## Required task
Can you reproduce the data beneath, keeping every line exact?

## Excerpted data

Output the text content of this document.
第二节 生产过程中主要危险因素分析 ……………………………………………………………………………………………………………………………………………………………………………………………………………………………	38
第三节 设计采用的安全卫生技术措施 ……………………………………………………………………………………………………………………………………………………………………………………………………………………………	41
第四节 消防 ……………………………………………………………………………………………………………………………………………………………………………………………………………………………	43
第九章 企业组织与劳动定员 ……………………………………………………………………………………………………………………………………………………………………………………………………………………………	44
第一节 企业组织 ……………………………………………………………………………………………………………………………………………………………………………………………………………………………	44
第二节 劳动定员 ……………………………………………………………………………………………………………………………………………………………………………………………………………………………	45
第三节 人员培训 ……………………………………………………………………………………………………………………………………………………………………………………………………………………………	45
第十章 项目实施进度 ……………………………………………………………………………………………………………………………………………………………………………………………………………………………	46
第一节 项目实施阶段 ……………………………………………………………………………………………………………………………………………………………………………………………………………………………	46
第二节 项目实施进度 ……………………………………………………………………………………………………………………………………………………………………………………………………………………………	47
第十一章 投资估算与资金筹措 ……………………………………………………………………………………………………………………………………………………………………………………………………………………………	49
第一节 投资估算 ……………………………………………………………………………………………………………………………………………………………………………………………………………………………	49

## Output below
Output the text content of this document.
第二节 生产过程中主要危险因素分析 ……………………………………………………………………………………………………………………………………………………………………………………………………………………………	38
第三节 设计采用的安全卫生技术措施 ……………………………………………………………………………………………………………………………………………………………………………………………………………………………	41
第四节 消防 ……………………………………………………………………………………………………………………………………………………………………………………………………………………………	43
第九章 企业组织与劳动定员 ……………………………………………………………………………………………………………………………………………………………………………………………………………………………	44
第一节 企业组织 ……………………………………………………………………………………………………………………………………………………………………………………………………………………………	44
第二节 劳动定员 ……………………………………………………………………………………………………………………………………………………………………………………………………………………………	45
第三节 人员培训 ……………………………………………………………………………………………………………………………………………………………………………………………………………………………	45
第十章 项目实施进度 ……………………………………………………………………………………………………………………………………………………………………………………………………………………………	46
第一节 项目实施阶段 ……………………………………………………………………………………………………………………………………………………………………………………………………………………………	46
第二节 项目实施进度 ……………………………………………………………………………………………………………………………………………………………………………………………………………………………	47
第十一章 投资估算与资金筹措 ……………………………………………………………………………………………………………………………………………………………………………………………………………………………	49
第一节 投资估算 ……………………………………………………………………………………………………………………………………………………………………………………………………………………………	49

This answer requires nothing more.